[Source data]
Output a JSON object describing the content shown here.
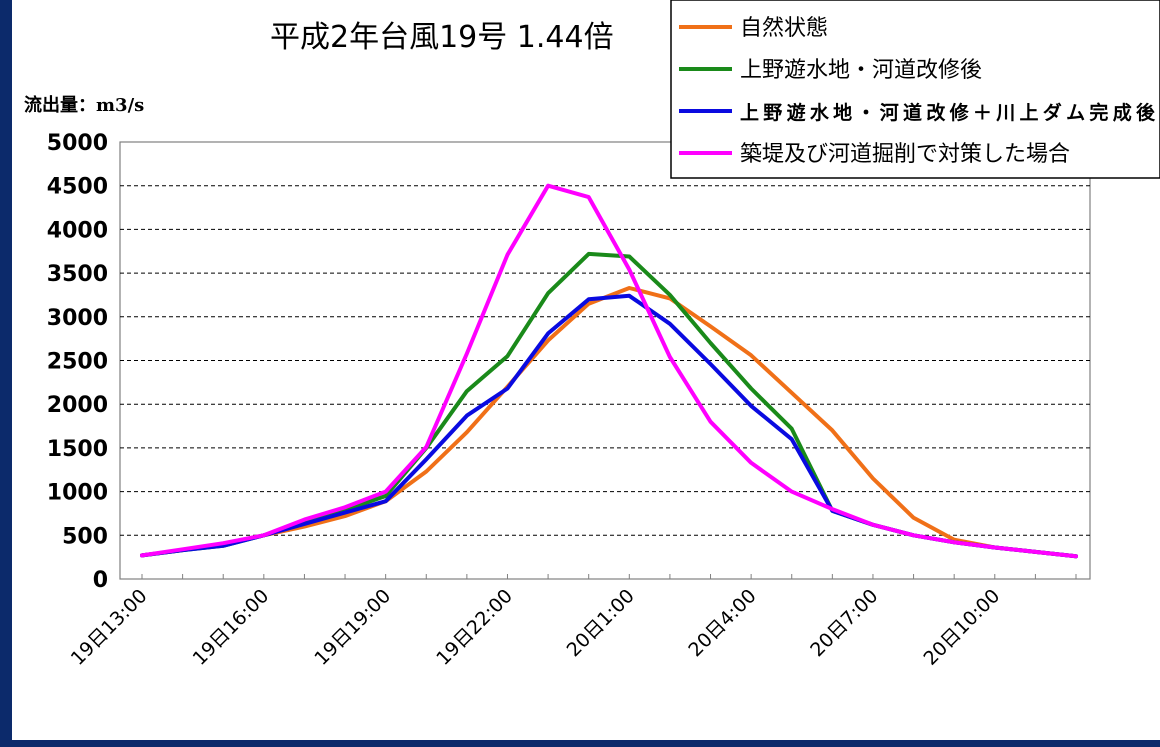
{
  "chart_data": {
    "type": "line",
    "title": "平成2年台風19号 1.44倍",
    "ylabel": "流出量：m3/s",
    "xlabel": "",
    "ylim": [
      0,
      5000
    ],
    "yticks": [
      0,
      500,
      1000,
      1500,
      2000,
      2500,
      3000,
      3500,
      4000,
      4500,
      5000
    ],
    "grid": "horizontal-dashed",
    "legend_position": "top-right",
    "x": [
      "19日13:00",
      "19日14:00",
      "19日15:00",
      "19日16:00",
      "19日17:00",
      "19日18:00",
      "19日19:00",
      "19日20:00",
      "19日21:00",
      "19日22:00",
      "19日23:00",
      "20日0:00",
      "20日1:00",
      "20日2:00",
      "20日3:00",
      "20日4:00",
      "20日5:00",
      "20日6:00",
      "20日7:00",
      "20日8:00",
      "20日9:00",
      "20日10:00",
      "20日11:00",
      "20日12:00"
    ],
    "x_tick_labels": [
      "19日13:00",
      "19日16:00",
      "19日19:00",
      "19日22:00",
      "20日1:00",
      "20日4:00",
      "20日7:00",
      "20日10:00"
    ],
    "x_tick_indices": [
      0,
      3,
      6,
      9,
      12,
      15,
      18,
      21
    ],
    "series": [
      {
        "name": "自然状態",
        "color": "#f07018",
        "values": [
          270,
          330,
          400,
          500,
          600,
          720,
          890,
          1230,
          1680,
          2200,
          2730,
          3150,
          3330,
          3210,
          2890,
          2560,
          2130,
          1700,
          1150,
          700,
          450,
          360,
          310,
          260
        ]
      },
      {
        "name": "上野遊水地・河道改修後",
        "color": "#1a8a1a",
        "values": [
          270,
          330,
          380,
          500,
          640,
          790,
          950,
          1500,
          2150,
          2550,
          3270,
          3720,
          3690,
          3250,
          2700,
          2180,
          1720,
          780,
          620,
          500,
          420,
          360,
          310,
          260
        ]
      },
      {
        "name": "上野遊水地・河道改修＋川上ダム完成後",
        "color": "#0a0ae0",
        "values": [
          270,
          330,
          380,
          500,
          630,
          760,
          890,
          1370,
          1870,
          2180,
          2810,
          3200,
          3240,
          2920,
          2460,
          1980,
          1600,
          780,
          620,
          500,
          420,
          360,
          310,
          260
        ]
      },
      {
        "name": "築堤及び河道掘削で対策した場合",
        "color": "#ff00ff",
        "values": [
          270,
          340,
          410,
          500,
          680,
          820,
          1000,
          1510,
          2580,
          3710,
          4500,
          4370,
          3540,
          2540,
          1800,
          1330,
          1000,
          800,
          620,
          500,
          420,
          360,
          310,
          260
        ]
      }
    ]
  }
}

What the task requires —
Only a number is wanted: how many lines of the material above hold "name"?

Result for this task —
4